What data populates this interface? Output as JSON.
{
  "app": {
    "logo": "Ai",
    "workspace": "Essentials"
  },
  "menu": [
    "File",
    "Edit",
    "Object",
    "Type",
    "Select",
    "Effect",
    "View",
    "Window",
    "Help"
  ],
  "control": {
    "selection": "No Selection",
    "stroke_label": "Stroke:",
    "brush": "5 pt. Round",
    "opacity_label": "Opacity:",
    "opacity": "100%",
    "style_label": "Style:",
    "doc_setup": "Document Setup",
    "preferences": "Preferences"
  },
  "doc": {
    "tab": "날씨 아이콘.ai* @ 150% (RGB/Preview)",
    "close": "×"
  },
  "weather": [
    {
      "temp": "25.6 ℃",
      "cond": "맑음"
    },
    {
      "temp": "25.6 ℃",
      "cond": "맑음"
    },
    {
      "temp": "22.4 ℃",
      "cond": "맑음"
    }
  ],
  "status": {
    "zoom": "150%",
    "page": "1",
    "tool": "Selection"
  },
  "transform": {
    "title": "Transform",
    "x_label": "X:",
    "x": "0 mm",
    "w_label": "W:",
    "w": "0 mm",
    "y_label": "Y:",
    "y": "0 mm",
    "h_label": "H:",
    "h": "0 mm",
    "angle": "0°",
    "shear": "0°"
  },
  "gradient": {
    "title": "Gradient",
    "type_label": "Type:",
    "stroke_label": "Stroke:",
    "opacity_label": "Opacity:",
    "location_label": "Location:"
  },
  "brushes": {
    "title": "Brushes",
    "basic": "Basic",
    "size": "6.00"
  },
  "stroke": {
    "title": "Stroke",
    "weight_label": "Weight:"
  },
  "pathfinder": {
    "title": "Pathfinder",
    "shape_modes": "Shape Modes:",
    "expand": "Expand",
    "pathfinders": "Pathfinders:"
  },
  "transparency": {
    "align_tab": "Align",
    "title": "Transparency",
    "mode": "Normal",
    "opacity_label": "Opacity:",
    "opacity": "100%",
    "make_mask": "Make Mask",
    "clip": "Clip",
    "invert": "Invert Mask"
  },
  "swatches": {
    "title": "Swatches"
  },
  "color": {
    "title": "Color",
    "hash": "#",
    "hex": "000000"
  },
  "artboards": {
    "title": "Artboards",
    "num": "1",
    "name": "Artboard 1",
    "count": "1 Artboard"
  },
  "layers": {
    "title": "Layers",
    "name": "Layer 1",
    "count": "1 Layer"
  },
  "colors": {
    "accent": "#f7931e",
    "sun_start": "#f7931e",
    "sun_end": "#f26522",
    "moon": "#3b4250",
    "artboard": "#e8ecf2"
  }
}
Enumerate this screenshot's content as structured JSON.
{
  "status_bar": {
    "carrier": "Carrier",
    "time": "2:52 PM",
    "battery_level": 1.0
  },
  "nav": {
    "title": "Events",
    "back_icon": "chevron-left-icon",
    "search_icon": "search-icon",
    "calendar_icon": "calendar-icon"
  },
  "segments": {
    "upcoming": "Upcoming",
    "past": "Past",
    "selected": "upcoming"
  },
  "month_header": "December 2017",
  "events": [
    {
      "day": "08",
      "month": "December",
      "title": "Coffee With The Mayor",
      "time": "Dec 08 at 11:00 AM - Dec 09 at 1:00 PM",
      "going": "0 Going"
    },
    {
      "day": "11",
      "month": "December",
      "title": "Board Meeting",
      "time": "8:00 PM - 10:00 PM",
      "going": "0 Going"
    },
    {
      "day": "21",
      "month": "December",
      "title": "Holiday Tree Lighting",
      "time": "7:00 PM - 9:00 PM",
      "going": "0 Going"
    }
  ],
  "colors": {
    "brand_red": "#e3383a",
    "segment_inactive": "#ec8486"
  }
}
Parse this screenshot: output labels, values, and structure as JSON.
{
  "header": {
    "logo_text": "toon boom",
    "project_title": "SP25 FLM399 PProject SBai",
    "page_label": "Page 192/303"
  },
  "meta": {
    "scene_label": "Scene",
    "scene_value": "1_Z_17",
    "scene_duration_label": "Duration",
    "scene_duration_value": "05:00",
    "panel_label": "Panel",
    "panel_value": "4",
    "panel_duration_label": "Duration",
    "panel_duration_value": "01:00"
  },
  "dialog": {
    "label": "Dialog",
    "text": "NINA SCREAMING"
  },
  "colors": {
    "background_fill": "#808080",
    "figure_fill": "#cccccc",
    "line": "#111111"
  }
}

==================================================

Work to be completed
Reproduce only the lines between the line containing "Parse this screenshot: output" and the last line of the records, those two lines included, exactly.

Final result
Parse this screenshot: output labels, values, and structure as JSON.
{
  "header": {
    "logo_text": "toon boom",
    "project_title": "SP25 FLM399 PProject SBai",
    "page_label": "Page 192/303"
  },
  "meta": {
    "scene_label": "Scene",
    "scene_value": "1_Z_17",
    "scene_duration_label": "Duration",
    "scene_duration_value": "05:00",
    "panel_label": "Panel",
    "panel_value": "4",
    "panel_duration_label": "Duration",
    "panel_duration_value": "01:00"
  },
  "dialog": {
    "label": "Dialog",
    "text": "NINA SCREAMING"
  },
  "colors": {
    "background_fill": "#808080",
    "figure_fill": "#cccccc",
    "line": "#111111"
  }
}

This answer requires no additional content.